-- Begin MATERIAL PROVIDED --

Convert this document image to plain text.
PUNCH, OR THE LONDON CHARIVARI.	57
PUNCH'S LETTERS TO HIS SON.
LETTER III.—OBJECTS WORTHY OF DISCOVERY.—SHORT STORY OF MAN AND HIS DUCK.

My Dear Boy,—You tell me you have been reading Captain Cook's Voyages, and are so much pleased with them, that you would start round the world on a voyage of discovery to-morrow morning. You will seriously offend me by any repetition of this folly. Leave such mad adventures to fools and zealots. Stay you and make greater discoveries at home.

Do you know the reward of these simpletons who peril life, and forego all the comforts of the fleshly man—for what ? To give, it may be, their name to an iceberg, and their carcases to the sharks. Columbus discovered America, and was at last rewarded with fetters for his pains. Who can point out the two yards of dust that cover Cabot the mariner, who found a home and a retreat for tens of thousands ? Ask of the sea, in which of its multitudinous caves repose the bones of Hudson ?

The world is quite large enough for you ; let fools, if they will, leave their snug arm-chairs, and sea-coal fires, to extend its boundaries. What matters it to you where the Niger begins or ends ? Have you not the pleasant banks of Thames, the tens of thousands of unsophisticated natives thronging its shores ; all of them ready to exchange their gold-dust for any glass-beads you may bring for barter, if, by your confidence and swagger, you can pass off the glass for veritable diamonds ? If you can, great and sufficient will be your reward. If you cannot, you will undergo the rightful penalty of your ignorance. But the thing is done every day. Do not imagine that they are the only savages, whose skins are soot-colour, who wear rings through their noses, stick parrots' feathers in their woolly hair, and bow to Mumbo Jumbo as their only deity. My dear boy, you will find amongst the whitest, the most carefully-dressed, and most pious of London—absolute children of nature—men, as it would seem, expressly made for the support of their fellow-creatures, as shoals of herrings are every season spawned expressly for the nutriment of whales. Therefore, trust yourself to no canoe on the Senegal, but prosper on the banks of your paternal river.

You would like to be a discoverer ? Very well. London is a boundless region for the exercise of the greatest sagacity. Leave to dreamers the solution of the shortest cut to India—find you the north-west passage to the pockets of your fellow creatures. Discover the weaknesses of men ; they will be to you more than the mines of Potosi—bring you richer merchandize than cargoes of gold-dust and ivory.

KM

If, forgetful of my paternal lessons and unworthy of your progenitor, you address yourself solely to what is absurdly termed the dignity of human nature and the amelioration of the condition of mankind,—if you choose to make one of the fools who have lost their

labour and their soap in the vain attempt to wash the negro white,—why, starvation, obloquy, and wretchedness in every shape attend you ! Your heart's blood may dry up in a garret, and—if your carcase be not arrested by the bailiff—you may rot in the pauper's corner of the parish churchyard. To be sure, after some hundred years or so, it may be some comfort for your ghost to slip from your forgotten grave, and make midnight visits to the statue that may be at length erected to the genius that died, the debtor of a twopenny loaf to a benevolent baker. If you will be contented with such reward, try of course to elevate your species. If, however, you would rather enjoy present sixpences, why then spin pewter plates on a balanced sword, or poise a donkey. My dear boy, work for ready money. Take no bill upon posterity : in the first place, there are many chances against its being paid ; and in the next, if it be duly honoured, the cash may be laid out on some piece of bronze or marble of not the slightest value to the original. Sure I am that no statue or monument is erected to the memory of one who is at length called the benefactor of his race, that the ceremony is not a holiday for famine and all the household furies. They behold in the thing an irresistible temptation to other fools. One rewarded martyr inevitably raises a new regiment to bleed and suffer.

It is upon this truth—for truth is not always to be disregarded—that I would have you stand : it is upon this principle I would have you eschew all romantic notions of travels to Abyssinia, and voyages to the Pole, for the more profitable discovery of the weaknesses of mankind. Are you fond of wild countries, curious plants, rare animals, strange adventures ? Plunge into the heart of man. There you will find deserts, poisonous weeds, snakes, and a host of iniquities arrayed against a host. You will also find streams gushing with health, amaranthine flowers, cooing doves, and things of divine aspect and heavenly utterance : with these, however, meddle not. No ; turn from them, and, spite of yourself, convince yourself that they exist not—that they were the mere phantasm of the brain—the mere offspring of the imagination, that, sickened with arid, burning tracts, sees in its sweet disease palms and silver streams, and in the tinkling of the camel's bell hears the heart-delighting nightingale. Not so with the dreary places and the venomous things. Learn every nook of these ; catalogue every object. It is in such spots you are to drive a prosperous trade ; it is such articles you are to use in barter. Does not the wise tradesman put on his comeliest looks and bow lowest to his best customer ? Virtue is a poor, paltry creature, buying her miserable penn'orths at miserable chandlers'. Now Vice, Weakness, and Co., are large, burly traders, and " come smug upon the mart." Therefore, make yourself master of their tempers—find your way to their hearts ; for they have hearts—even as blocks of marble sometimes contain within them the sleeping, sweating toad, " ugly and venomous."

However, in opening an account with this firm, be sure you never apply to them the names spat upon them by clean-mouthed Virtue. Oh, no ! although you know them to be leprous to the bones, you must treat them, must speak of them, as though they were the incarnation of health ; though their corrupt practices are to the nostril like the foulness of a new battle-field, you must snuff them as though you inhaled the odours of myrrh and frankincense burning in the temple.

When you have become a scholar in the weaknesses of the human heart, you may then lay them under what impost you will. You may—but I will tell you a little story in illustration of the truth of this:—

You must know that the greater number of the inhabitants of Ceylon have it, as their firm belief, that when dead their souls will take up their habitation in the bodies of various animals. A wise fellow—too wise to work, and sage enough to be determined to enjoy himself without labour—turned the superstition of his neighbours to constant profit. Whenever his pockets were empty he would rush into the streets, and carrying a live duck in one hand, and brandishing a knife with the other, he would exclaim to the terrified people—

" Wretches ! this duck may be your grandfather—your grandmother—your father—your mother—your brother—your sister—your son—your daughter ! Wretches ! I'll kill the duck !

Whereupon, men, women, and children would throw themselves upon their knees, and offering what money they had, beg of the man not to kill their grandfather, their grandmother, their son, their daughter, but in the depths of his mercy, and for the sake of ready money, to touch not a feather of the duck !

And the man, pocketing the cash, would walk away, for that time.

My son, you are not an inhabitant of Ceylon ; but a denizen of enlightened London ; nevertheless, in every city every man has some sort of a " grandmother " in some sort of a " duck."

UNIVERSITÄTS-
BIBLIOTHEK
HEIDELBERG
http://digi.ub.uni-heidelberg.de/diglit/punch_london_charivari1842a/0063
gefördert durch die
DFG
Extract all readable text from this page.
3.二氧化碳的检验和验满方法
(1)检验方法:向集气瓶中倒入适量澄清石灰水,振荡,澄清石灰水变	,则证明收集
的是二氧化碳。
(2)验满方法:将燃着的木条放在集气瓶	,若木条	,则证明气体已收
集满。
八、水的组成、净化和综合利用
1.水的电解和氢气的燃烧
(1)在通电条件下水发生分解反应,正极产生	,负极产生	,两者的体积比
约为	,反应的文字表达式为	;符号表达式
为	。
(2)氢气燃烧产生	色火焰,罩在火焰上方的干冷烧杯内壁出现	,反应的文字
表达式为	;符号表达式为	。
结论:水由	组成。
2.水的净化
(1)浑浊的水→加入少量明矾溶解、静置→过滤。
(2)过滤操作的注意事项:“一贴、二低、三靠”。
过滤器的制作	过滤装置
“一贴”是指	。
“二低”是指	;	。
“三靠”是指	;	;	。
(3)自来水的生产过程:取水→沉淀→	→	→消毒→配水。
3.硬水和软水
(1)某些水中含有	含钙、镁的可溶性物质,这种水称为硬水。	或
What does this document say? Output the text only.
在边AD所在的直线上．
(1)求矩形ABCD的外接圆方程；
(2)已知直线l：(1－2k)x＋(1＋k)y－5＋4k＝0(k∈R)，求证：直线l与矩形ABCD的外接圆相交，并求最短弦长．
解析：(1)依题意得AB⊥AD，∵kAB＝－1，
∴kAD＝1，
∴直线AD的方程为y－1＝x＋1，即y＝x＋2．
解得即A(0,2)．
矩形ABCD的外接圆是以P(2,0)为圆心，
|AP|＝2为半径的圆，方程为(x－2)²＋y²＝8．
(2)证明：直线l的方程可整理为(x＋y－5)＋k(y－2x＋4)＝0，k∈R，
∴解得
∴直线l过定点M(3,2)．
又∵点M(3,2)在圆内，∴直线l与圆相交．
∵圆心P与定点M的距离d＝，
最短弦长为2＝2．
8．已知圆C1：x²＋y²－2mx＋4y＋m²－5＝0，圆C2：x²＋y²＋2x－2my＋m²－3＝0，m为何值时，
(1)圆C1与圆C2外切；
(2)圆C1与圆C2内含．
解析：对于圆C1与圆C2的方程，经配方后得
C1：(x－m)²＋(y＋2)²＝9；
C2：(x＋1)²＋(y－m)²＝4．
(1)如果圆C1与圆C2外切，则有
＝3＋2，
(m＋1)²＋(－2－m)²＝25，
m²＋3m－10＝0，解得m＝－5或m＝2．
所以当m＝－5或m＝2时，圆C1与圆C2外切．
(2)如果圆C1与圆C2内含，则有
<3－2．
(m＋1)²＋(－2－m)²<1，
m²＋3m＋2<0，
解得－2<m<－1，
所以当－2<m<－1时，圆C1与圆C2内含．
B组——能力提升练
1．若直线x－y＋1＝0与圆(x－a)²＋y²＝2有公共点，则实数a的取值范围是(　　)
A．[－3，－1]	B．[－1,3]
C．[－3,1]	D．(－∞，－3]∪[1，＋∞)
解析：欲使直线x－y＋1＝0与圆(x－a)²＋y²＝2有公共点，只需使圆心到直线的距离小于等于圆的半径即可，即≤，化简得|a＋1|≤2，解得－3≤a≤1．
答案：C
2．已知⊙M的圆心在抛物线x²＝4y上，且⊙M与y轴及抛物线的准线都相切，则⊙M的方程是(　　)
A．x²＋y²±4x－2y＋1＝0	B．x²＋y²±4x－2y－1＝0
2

-- End MATERIAL PROVIDED --

**WHAT IS EXPECTED:** Say how many lines have the string "document" in them, offering no words beyond the number.

**ANSWER TO THE TASK:** 2